Instructions to follow: Leave the pictures out and transcribe every record exactly.

Record list:
--------------------------------

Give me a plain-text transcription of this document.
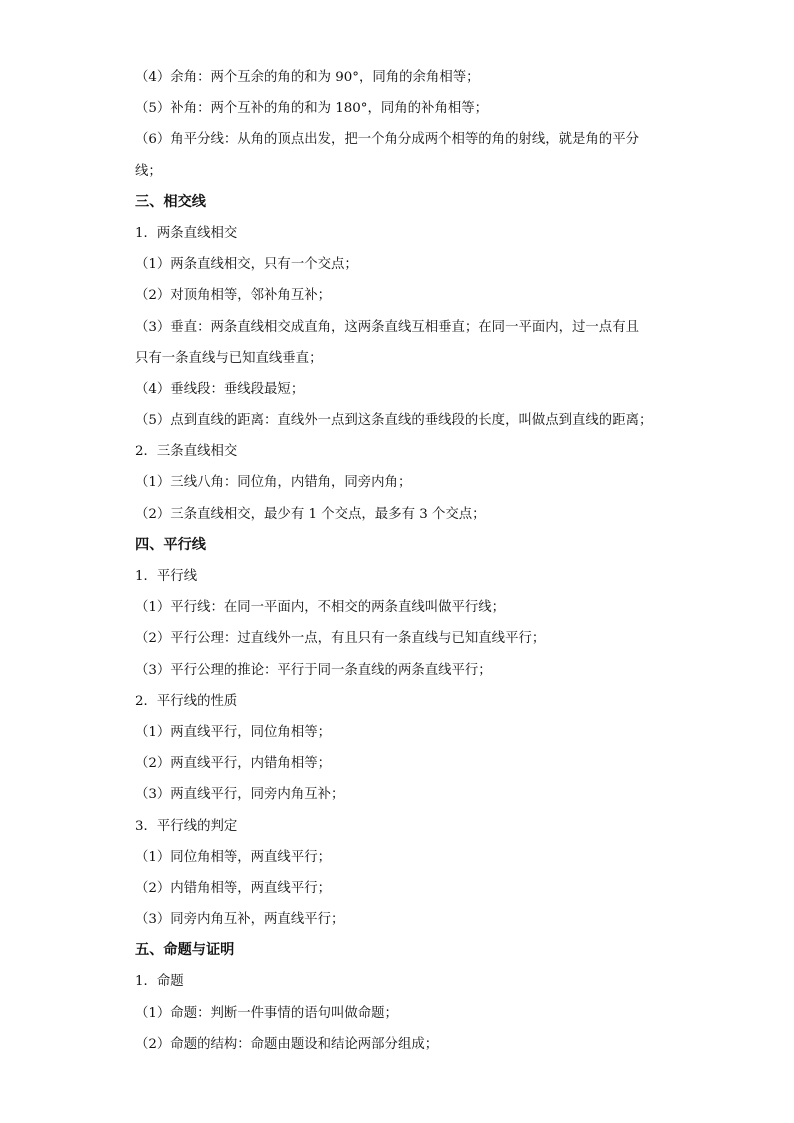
（4）余角：两个互余的角的和为 90°，同角的余角相等；
（5）补角：两个互补的角的和为 180°，同角的补角相等；
（6）角平分线：从角的顶点出发，把一个角分成两个相等的角的射线，就是角的平分
线；
三、相交线
1．两条直线相交
（1）两条直线相交，只有一个交点；
（2）对顶角相等，邻补角互补；
（3）垂直：两条直线相交成直角，这两条直线互相垂直；在同一平面内，过一点有且
只有一条直线与已知直线垂直；
（4）垂线段：垂线段最短；
（5）点到直线的距离：直线外一点到这条直线的垂线段的长度，叫做点到直线的距离；
2．三条直线相交
（1）三线八角：同位角，内错角，同旁内角；
（2）三条直线相交，最少有 1 个交点，最多有 3 个交点；
四、平行线
1．平行线
（1）平行线：在同一平面内，不相交的两条直线叫做平行线；
（2）平行公理：过直线外一点，有且只有一条直线与已知直线平行；
（3）平行公理的推论：平行于同一条直线的两条直线平行；
2．平行线的性质
（1）两直线平行，同位角相等；
（2）两直线平行，内错角相等；
（3）两直线平行，同旁内角互补；
3．平行线的判定
（1）同位角相等，两直线平行；
（2）内错角相等，两直线平行；
（3）同旁内角互补，两直线平行；
五、命题与证明
1．命题
（1）命题：判断一件事情的语句叫做命题；
（2）命题的结构：命题由题设和结论两部分组成；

--------------------------------

Output:
Give me a plain-text transcription of this document.
（4）余角：两个互余的角的和为 90°，同角的余角相等；
（5）补角：两个互补的角的和为 180°，同角的补角相等；
（6）角平分线：从角的顶点出发，把一个角分成两个相等的角的射线，就是角的平分
线；
三、相交线
1．两条直线相交
（1）两条直线相交，只有一个交点；
（2）对顶角相等，邻补角互补；
（3）垂直：两条直线相交成直角，这两条直线互相垂直；在同一平面内，过一点有且
只有一条直线与已知直线垂直；
（4）垂线段：垂线段最短；
（5）点到直线的距离：直线外一点到这条直线的垂线段的长度，叫做点到直线的距离；
2．三条直线相交
（1）三线八角：同位角，内错角，同旁内角；
（2）三条直线相交，最少有 1 个交点，最多有 3 个交点；
四、平行线
1．平行线
（1）平行线：在同一平面内，不相交的两条直线叫做平行线；
（2）平行公理：过直线外一点，有且只有一条直线与已知直线平行；
（3）平行公理的推论：平行于同一条直线的两条直线平行；
2．平行线的性质
（1）两直线平行，同位角相等；
（2）两直线平行，内错角相等；
（3）两直线平行，同旁内角互补；
3．平行线的判定
（1）同位角相等，两直线平行；
（2）内错角相等，两直线平行；
（3）同旁内角互补，两直线平行；
五、命题与证明
1．命题
（1）命题：判断一件事情的语句叫做命题；
（2）命题的结构：命题由题设和结论两部分组成；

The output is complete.